— Entries supplied —
"""

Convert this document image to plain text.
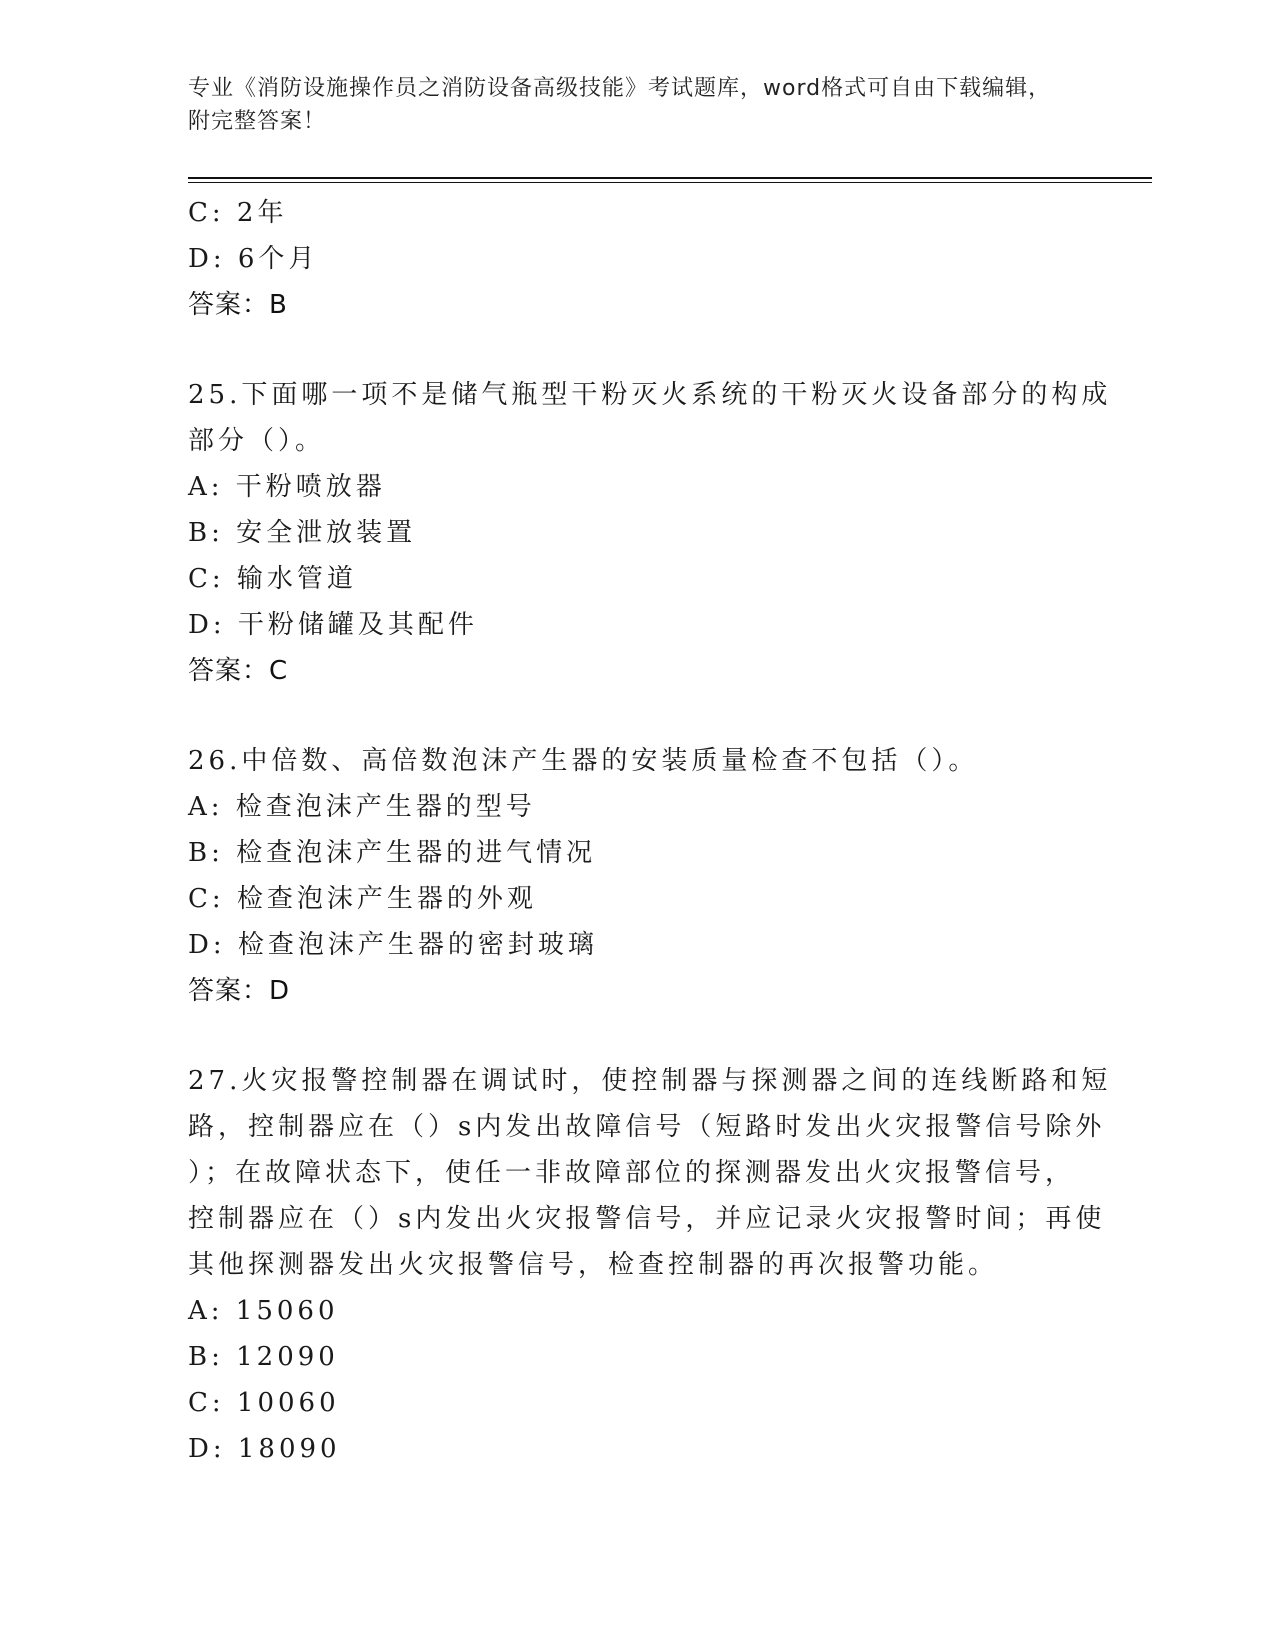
专业《消防设施操作员之消防设备高级技能》考试题库，word格式可自由下载编辑，附完整答案！
C: 2年
D: 6个月
答案：B
25.下面哪一项不是储气瓶型干粉灭火系统的干粉灭火设备部分的构成
部分（）。
A: 干粉喷放器
B: 安全泄放装置
C: 输水管道
D: 干粉储罐及其配件
答案：C
26.中倍数、高倍数泡沫产生器的安装质量检查不包括（）。
A: 检查泡沫产生器的型号
B: 检查泡沫产生器的进气情况
C: 检查泡沫产生器的外观
D: 检查泡沫产生器的密封玻璃
答案：D
27.火灾报警控制器在调试时，使控制器与探测器之间的连线断路和短
路，控制器应在（）s内发出故障信号（短路时发出火灾报警信号除外
）；在故障状态下，使任一非故障部位的探测器发出火灾报警信号，
控制器应在（）s内发出火灾报警信号，并应记录火灾报警时间；再使
其他探测器发出火灾报警信号，检查控制器的再次报警功能。
A: 15060
B: 12090
C: 10060
D: 18090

"""

— Given request —
Identify all lines in the records above with the word "控制器应在".

— Written response —
路，控制器应在（）s内发出故障信号（短路时发出火灾报警信号除外
控制器应在（）s内发出火灾报警信号，并应记录火灾报警时间；再使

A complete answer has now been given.